── DATASET EXTRACT ──

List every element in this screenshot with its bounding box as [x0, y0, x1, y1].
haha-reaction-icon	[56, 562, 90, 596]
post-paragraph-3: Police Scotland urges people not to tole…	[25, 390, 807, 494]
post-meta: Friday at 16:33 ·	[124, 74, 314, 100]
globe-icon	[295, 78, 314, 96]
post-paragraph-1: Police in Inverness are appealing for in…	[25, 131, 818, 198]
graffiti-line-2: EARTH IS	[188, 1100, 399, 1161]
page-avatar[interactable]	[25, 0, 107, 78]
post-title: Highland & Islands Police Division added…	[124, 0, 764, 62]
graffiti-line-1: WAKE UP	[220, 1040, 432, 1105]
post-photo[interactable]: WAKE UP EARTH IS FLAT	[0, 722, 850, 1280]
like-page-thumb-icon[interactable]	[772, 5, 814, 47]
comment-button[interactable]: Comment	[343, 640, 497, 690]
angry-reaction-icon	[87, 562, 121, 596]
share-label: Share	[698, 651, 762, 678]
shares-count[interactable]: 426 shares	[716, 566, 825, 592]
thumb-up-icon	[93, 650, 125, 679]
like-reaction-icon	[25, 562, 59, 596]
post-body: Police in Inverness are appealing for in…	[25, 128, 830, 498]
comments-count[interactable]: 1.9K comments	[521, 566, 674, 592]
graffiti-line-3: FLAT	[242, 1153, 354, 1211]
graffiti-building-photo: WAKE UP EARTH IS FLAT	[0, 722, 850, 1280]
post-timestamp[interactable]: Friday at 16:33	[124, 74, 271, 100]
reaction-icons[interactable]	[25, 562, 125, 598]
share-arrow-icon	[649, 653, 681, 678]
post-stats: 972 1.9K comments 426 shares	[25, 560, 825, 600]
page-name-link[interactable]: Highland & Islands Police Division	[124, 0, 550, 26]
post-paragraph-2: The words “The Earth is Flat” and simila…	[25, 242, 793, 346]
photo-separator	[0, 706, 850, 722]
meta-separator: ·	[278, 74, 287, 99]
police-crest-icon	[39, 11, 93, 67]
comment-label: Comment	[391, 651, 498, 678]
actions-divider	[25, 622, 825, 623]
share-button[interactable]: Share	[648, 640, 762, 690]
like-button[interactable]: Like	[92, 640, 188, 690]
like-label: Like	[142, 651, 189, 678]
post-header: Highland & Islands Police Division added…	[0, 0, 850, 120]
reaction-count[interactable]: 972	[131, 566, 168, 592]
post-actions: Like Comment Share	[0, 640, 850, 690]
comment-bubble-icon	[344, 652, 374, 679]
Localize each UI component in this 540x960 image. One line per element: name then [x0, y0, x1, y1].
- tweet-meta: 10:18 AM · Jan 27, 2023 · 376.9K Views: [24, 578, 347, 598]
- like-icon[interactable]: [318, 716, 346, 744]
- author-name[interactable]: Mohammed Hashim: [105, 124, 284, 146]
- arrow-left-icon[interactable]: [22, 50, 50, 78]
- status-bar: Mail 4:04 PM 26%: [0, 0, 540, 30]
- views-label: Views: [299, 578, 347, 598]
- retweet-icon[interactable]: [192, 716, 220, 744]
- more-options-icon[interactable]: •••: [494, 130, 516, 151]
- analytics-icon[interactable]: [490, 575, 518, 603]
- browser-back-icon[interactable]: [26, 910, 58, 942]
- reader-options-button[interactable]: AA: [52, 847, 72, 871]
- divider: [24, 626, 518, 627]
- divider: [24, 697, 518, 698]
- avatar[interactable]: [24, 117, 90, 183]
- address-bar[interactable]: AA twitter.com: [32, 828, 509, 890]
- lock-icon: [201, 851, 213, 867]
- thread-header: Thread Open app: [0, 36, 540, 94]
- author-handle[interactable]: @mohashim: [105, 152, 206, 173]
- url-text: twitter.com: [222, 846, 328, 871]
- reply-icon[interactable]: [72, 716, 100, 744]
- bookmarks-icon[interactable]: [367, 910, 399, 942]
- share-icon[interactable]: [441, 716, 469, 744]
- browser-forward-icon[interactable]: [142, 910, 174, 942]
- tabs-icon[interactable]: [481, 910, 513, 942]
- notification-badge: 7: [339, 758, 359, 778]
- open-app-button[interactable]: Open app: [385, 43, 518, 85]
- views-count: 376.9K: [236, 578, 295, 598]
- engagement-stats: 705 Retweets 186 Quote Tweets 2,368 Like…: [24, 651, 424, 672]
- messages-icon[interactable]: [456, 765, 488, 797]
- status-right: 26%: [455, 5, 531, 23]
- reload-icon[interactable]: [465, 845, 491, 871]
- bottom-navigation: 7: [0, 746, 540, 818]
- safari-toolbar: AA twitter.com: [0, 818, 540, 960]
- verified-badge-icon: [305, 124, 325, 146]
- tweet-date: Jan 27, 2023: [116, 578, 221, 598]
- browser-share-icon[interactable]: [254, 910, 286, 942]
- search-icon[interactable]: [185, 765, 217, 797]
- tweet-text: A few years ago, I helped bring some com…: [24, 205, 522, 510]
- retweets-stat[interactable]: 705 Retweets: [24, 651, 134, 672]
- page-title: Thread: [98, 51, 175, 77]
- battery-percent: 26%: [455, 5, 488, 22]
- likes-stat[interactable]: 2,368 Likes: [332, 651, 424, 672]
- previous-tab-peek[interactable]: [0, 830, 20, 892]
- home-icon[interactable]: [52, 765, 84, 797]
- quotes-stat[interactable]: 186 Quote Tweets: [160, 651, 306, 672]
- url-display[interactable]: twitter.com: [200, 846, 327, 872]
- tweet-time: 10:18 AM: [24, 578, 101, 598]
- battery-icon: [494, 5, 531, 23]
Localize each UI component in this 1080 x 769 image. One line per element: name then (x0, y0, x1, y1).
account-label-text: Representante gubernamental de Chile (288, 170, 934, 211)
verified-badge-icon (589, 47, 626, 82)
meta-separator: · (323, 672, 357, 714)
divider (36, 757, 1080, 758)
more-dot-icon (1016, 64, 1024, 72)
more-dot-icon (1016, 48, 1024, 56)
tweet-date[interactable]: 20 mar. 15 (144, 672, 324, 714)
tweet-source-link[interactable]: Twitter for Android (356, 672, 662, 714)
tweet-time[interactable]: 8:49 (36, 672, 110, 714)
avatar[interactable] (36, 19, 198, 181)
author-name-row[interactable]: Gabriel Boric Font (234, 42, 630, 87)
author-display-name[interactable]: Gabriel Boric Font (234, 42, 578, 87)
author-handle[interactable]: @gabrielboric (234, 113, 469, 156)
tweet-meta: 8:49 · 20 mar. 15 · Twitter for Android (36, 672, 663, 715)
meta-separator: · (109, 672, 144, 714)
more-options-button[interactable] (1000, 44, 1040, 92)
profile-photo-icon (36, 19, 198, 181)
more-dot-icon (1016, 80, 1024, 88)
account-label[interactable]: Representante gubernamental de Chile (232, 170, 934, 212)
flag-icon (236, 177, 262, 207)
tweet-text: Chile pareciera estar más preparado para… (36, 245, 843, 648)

───

_WHAT YOU SHOULD DO_
Reproduce everything from the start of the entries down to the line containing "1100, 399, 1161]", swapping "bounding box" for "enclosing rectangle" and keeping all other text unchanged.

_WORKED ANSWER_
List every element in this screenshot with its enclosing rectangle as [x0, y0, x1, y1].
haha-reaction-icon	[56, 562, 90, 596]
post-paragraph-3: Police Scotland urges people not to tole…	[25, 390, 807, 494]
post-meta: Friday at 16:33 ·	[124, 74, 314, 100]
globe-icon	[295, 78, 314, 96]
post-paragraph-1: Police in Inverness are appealing for in…	[25, 131, 818, 198]
graffiti-line-2: EARTH IS	[188, 1100, 399, 1161]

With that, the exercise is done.